Tally every line of the listing below that holds "Indeks", then give the tally alone.

[Supplied records]
-.-.-

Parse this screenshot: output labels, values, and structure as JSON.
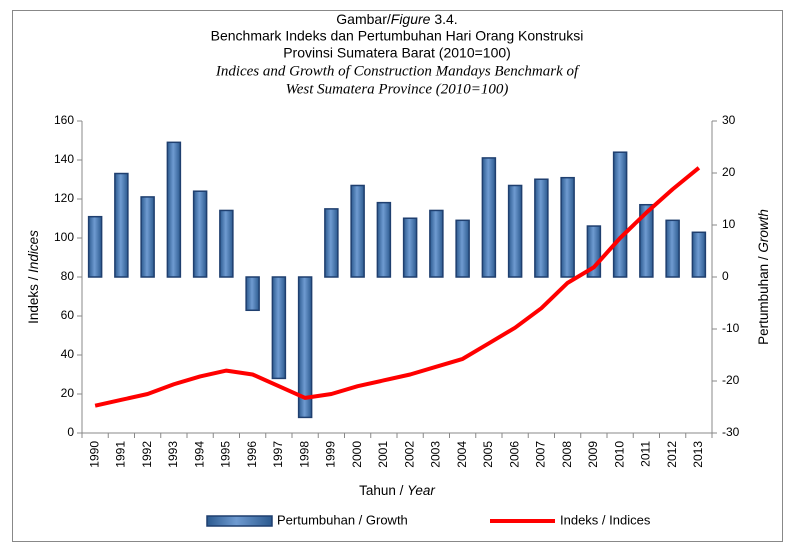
{
  "chart_data": {
    "type": "bar",
    "title_line1": [
      "Gambar/",
      "Figure",
      " 3.4."
    ],
    "title_line2": "Benchmark Indeks dan Pertumbuhan Hari Orang Konstruksi",
    "title_line3": "Provinsi Sumatera Barat (2010=100)",
    "title_line4": "Indices and Growth of Construction Mandays Benchmark of",
    "title_line5": "West  Sumatera   Province (2010=100)",
    "xlabel": [
      "Tahun / ",
      "Year"
    ],
    "ylabel": [
      "Indeks / ",
      "Indices"
    ],
    "y2label": [
      "Pertumbuhan / ",
      "Growth"
    ],
    "categories": [
      "1990",
      "1991",
      "1992",
      "1993",
      "1994",
      "1995",
      "1996",
      "1997",
      "1998",
      "1999",
      "2000",
      "2001",
      "2002",
      "2003",
      "2004",
      "2005",
      "2006",
      "2007",
      "2008",
      "2009",
      "2010",
      "2011",
      "2012",
      "2013"
    ],
    "series": [
      {
        "name": "Pertumbuhan / Growth",
        "type": "bar",
        "axis": "y2",
        "color": "#4f81bd",
        "values": [
          11.6,
          19.9,
          15.4,
          25.9,
          16.5,
          12.8,
          -6.4,
          -19.5,
          -27,
          13.1,
          17.6,
          14.3,
          11.3,
          12.8,
          10.9,
          22.9,
          17.6,
          18.8,
          19.1,
          9.8,
          24,
          13.9,
          10.9,
          8.6
        ]
      },
      {
        "name": "Indeks / Indices",
        "type": "line",
        "axis": "y",
        "color": "#ff0000",
        "values": [
          14,
          17,
          20,
          25,
          29,
          32,
          30,
          24,
          18,
          20,
          24,
          27,
          30,
          34,
          38,
          46,
          54,
          64,
          77,
          85,
          100,
          113,
          125,
          136
        ]
      }
    ],
    "ylim": [
      0,
      160
    ],
    "yticks": [
      0,
      20,
      40,
      60,
      80,
      100,
      120,
      140,
      160
    ],
    "y2lim": [
      -30,
      30
    ],
    "y2ticks": [
      -30,
      -20,
      -10,
      0,
      10,
      20,
      30
    ],
    "grid": false,
    "legend": "bottom"
  }
}
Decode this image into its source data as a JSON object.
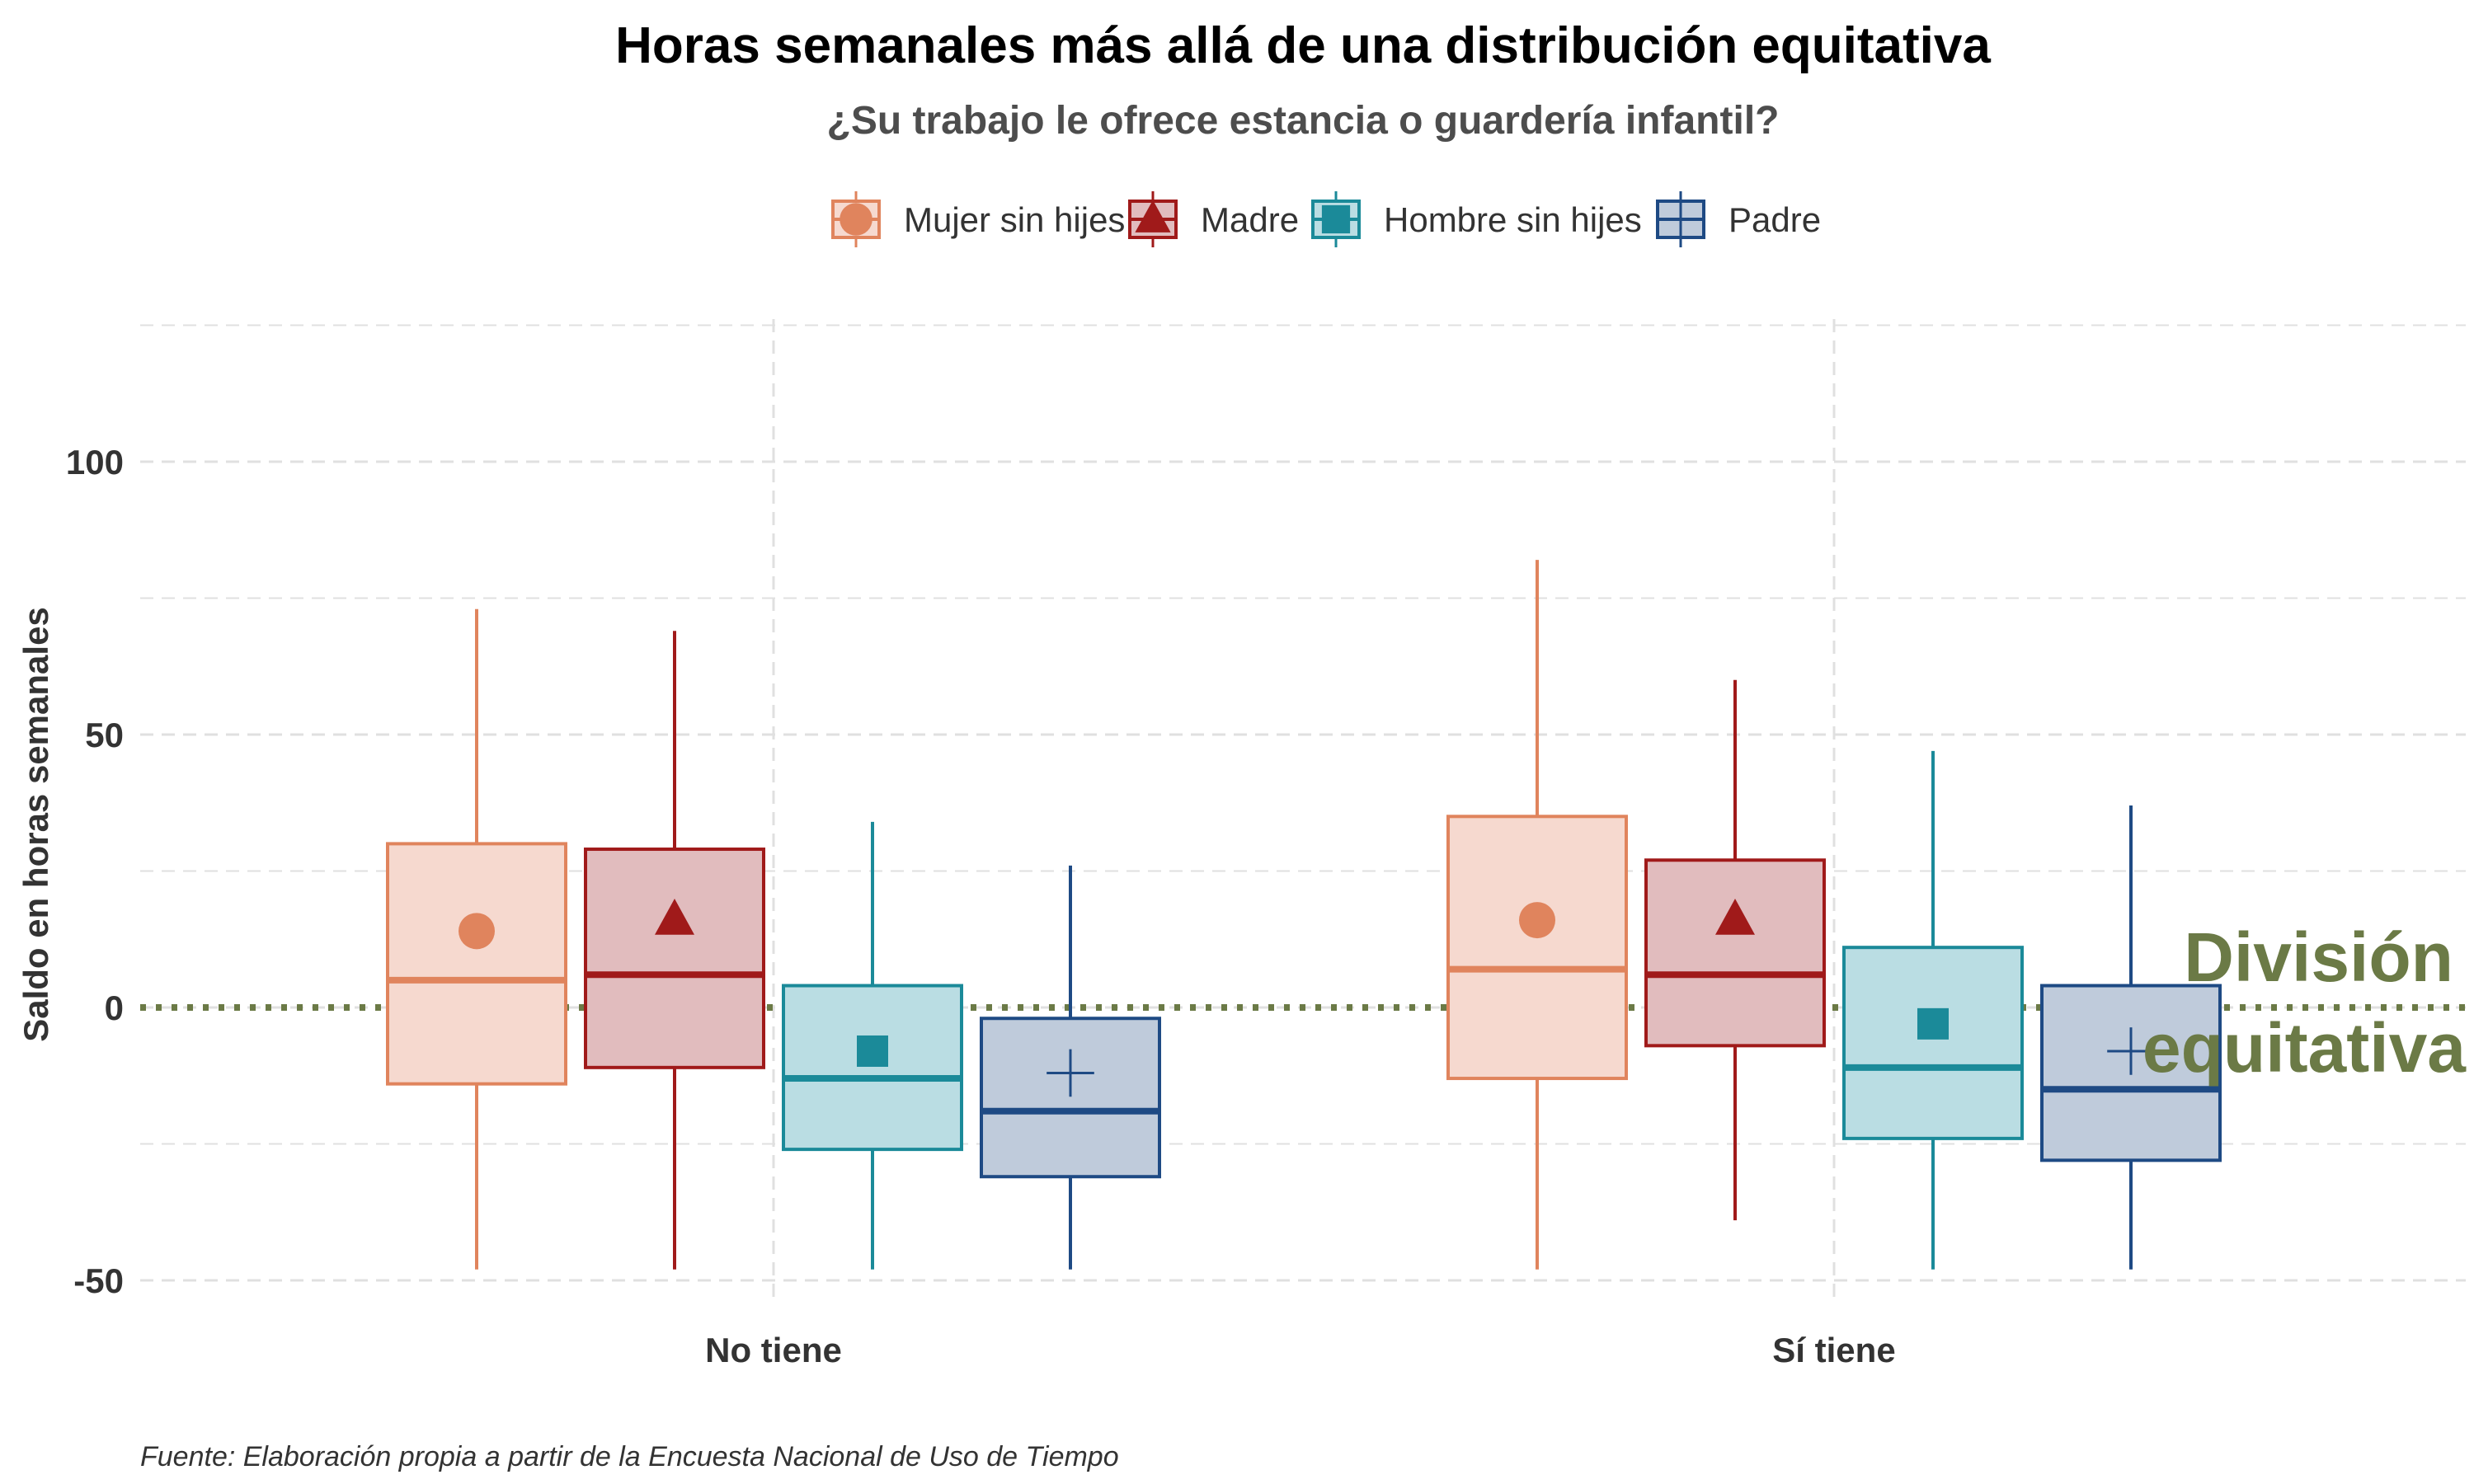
{
  "chart_data": {
    "type": "boxplot",
    "title": "Horas semanales más allá de una distribución equitativa",
    "subtitle": "¿Su trabajo le ofrece estancia o guardería infantil?",
    "xlabel": "",
    "ylabel": "Saldo en horas semanales",
    "caption": "Fuente: Elaboración propia a partir de la Encuesta Nacional de Uso de Tiempo",
    "categories": [
      "No tiene",
      "Sí tiene"
    ],
    "ylim": [
      -50,
      125
    ],
    "yticks": [
      -50,
      0,
      50,
      100
    ],
    "ytick_labels": [
      "-50",
      "0",
      "50",
      "100"
    ],
    "grid": true,
    "legend_position": "top",
    "reference_line": {
      "y": 0,
      "style": "dotted",
      "color": "#6b7a46"
    },
    "annotation": {
      "lines": [
        "División",
        "equitativa"
      ],
      "color": "#6b7a46",
      "y": 0
    },
    "series": [
      {
        "name": "Mujer sin hijes",
        "color": "#e0845d",
        "fill": "#f6d9cf",
        "marker": "circle",
        "boxes": [
          {
            "category": "No tiene",
            "whisker_low": -48,
            "q1": -14,
            "median": 5,
            "q3": 30,
            "whisker_high": 73,
            "mean": 14
          },
          {
            "category": "Sí tiene",
            "whisker_low": -48,
            "q1": -13,
            "median": 7,
            "q3": 35,
            "whisker_high": 82,
            "mean": 16
          }
        ]
      },
      {
        "name": "Madre",
        "color": "#a01a1a",
        "fill": "#e1bcbe",
        "marker": "triangle",
        "boxes": [
          {
            "category": "No tiene",
            "whisker_low": -48,
            "q1": -11,
            "median": 6,
            "q3": 29,
            "whisker_high": 69,
            "mean": 16
          },
          {
            "category": "Sí tiene",
            "whisker_low": -39,
            "q1": -7,
            "median": 6,
            "q3": 27,
            "whisker_high": 60,
            "mean": 16
          }
        ]
      },
      {
        "name": "Hombre sin hijes",
        "color": "#1b8a99",
        "fill": "#badde3",
        "marker": "square",
        "boxes": [
          {
            "category": "No tiene",
            "whisker_low": -48,
            "q1": -26,
            "median": -13,
            "q3": 4,
            "whisker_high": 34,
            "mean": -8
          },
          {
            "category": "Sí tiene",
            "whisker_low": -48,
            "q1": -24,
            "median": -11,
            "q3": 11,
            "whisker_high": 47,
            "mean": -3
          }
        ]
      },
      {
        "name": "Padre",
        "color": "#1e4a84",
        "fill": "#bfcbdb",
        "marker": "cross",
        "boxes": [
          {
            "category": "No tiene",
            "whisker_low": -48,
            "q1": -31,
            "median": -19,
            "q3": -2,
            "whisker_high": 26,
            "mean": -12
          },
          {
            "category": "Sí tiene",
            "whisker_low": -48,
            "q1": -28,
            "median": -15,
            "q3": 4,
            "whisker_high": 37,
            "mean": -8
          }
        ]
      }
    ]
  }
}
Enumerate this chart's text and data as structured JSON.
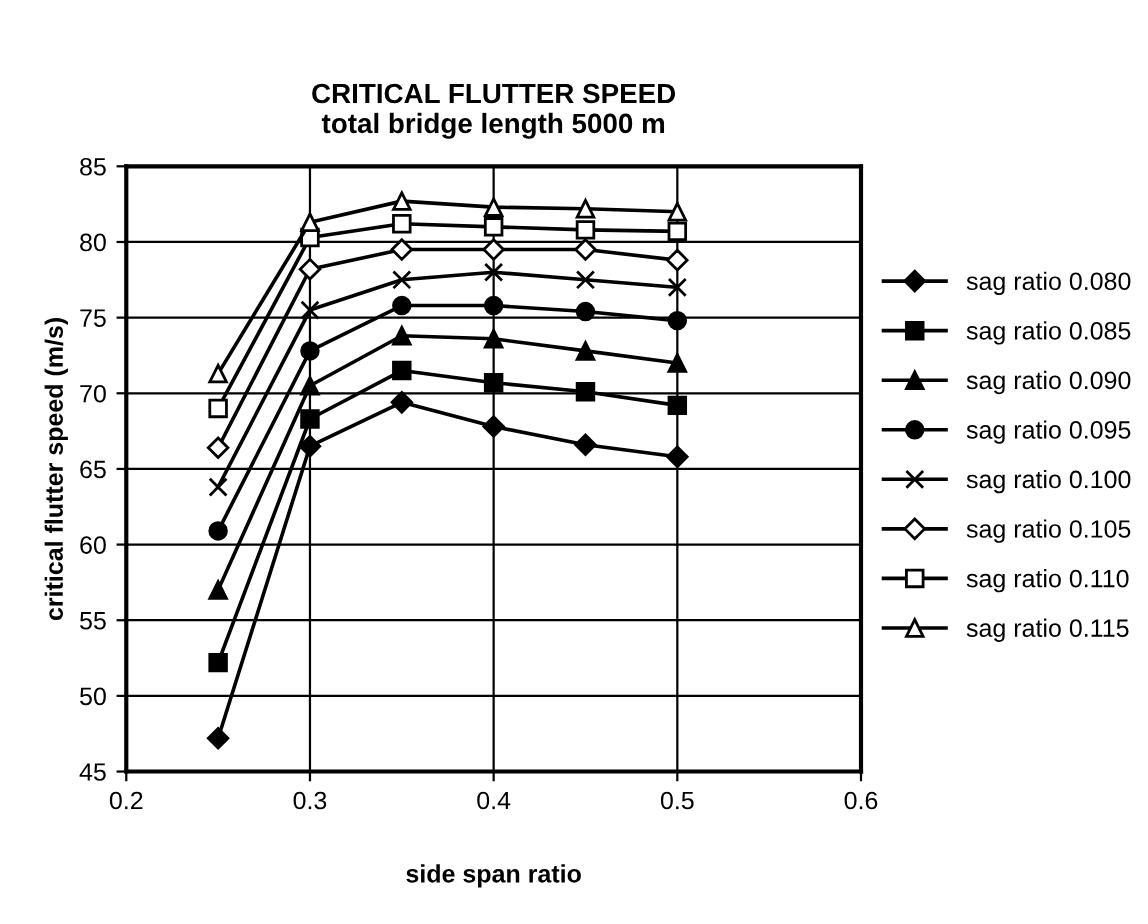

-.-.-

[The response] 3